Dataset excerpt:

▽

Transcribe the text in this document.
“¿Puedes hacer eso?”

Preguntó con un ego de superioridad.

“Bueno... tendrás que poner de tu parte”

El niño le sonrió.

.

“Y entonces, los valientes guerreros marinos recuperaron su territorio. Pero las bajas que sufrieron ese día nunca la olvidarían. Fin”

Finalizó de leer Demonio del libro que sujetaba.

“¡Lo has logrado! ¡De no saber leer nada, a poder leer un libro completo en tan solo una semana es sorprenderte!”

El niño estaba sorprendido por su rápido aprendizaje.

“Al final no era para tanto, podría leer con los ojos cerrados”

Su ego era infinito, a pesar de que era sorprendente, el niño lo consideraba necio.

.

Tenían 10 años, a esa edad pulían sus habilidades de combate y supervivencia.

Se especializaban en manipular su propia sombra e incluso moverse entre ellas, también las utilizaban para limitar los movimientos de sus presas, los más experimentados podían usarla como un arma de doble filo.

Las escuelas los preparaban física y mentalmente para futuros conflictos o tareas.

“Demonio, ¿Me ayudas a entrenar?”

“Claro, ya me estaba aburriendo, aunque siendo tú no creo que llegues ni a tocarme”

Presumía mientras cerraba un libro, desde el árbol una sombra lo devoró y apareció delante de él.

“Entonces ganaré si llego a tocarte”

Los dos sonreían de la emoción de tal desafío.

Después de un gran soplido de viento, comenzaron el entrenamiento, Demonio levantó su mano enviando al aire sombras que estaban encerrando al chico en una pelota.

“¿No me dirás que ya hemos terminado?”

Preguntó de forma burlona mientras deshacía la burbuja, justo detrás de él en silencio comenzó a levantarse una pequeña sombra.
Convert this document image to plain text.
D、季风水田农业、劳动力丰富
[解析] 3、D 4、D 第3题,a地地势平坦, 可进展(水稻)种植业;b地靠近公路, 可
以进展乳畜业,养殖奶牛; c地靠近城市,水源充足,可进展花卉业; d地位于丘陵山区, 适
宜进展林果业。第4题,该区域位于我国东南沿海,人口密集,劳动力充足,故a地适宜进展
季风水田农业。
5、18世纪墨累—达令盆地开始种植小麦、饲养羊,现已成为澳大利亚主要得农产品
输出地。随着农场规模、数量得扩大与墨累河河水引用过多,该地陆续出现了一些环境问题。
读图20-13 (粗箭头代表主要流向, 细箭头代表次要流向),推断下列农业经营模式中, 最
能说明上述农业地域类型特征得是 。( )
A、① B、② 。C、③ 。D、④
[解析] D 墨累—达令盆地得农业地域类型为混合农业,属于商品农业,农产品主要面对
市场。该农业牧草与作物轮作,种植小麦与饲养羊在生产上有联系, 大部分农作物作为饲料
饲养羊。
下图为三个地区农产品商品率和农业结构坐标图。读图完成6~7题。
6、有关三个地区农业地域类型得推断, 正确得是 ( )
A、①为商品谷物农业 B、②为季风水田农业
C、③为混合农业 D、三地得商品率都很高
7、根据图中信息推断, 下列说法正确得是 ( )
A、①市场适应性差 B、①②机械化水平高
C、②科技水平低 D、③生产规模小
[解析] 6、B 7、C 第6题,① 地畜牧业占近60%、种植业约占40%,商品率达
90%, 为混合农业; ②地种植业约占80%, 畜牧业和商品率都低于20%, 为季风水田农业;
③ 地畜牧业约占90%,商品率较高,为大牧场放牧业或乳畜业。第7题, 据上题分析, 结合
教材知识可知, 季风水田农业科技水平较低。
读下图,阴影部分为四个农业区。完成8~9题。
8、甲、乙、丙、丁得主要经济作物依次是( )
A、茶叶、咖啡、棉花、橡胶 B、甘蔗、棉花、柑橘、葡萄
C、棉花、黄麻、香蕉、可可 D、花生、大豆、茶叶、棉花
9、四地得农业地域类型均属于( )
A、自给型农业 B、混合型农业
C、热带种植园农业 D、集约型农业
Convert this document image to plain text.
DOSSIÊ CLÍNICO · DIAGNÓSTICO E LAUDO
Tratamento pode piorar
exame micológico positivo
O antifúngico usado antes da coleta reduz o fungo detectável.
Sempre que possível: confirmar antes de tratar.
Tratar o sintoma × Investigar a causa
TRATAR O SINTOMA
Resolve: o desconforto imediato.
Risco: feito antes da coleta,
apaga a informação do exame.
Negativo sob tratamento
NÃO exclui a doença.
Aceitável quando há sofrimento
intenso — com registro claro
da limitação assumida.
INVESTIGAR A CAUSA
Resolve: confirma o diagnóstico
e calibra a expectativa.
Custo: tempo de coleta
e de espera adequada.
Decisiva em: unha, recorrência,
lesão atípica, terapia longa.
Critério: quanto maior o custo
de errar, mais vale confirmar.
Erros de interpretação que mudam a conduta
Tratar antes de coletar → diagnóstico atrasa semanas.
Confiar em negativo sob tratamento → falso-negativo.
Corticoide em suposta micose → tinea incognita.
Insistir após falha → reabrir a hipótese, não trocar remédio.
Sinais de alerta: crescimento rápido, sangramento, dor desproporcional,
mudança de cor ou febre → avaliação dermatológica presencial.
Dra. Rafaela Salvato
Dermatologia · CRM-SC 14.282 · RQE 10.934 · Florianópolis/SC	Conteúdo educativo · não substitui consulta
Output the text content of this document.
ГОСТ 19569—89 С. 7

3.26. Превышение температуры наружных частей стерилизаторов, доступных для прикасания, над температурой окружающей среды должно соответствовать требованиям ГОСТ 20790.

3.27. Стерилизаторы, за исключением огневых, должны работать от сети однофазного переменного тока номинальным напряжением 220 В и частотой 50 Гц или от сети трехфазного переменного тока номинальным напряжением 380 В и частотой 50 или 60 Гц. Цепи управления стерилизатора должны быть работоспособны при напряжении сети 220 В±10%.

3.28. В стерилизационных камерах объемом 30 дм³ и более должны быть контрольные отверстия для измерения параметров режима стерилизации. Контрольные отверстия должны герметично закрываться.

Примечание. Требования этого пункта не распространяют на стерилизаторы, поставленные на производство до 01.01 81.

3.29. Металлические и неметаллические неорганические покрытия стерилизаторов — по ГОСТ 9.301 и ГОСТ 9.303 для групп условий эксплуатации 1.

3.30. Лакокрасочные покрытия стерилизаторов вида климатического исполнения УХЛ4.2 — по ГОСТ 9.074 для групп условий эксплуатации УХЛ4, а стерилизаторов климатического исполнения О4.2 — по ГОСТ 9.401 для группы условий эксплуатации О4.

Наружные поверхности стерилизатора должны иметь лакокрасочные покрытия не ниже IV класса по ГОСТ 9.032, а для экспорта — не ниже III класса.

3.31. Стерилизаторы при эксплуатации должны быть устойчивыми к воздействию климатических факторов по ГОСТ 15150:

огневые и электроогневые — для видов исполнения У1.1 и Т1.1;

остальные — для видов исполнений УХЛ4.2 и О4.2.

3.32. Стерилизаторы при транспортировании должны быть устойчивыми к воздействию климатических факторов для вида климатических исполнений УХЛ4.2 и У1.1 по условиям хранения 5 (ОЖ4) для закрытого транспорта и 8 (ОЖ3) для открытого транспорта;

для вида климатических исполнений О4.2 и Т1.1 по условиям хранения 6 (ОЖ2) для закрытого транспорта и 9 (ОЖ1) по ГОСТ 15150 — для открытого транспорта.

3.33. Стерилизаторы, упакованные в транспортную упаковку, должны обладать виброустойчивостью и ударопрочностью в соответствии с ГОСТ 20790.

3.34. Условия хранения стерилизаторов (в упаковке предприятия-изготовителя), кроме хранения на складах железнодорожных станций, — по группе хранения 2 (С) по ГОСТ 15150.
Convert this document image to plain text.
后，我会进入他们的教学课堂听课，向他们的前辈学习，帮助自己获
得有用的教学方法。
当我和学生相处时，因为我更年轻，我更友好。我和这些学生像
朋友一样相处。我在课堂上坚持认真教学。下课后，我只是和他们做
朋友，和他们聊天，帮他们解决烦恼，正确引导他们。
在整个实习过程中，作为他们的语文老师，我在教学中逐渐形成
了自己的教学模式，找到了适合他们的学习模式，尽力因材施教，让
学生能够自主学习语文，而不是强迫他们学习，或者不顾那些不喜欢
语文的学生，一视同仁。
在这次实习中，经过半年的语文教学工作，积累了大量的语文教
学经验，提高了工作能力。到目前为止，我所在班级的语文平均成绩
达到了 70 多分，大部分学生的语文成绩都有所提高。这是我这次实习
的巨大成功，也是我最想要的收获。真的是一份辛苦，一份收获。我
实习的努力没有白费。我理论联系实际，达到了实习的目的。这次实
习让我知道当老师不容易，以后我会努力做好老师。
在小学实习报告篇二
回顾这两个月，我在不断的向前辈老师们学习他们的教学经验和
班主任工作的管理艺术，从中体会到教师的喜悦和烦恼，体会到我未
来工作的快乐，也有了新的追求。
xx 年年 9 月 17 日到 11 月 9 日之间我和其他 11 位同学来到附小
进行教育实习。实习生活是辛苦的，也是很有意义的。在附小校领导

△

GOAL: Identify each line holding the string "быть", and copy it out.

RESPONSE:
3.27. Стерилизаторы, за исключением огневых, должны работать от сети однофазного переменного тока номинальным напряжением 220 В и частотой 50 Гц или от сети трехфазного переменного тока номинальным напряжением 380 В и частотой 50 или 60 Гц. Цепи управления стерилизатора должны быть работоспособны при напряжении сети 220 В±10%.
3.28. В стерилизационных камерах объемом 30 дм³ и более должны быть контрольные отверстия для измерения параметров режима стерилизации. Контрольные отверстия должны герметично закрываться.
3.31. Стерилизаторы при эксплуатации должны быть устойчивыми к воздействию климатических факторов по ГОСТ 15150:
3.32. Стерилизаторы при транспортировании должны быть устойчивыми к воздействию климатических факторов для вида климатических исполнений УХЛ4.2 и У1.1 по условиям хранения 5 (ОЖ4) для закрытого транспорта и 8 (ОЖ3) для открытого транспорта;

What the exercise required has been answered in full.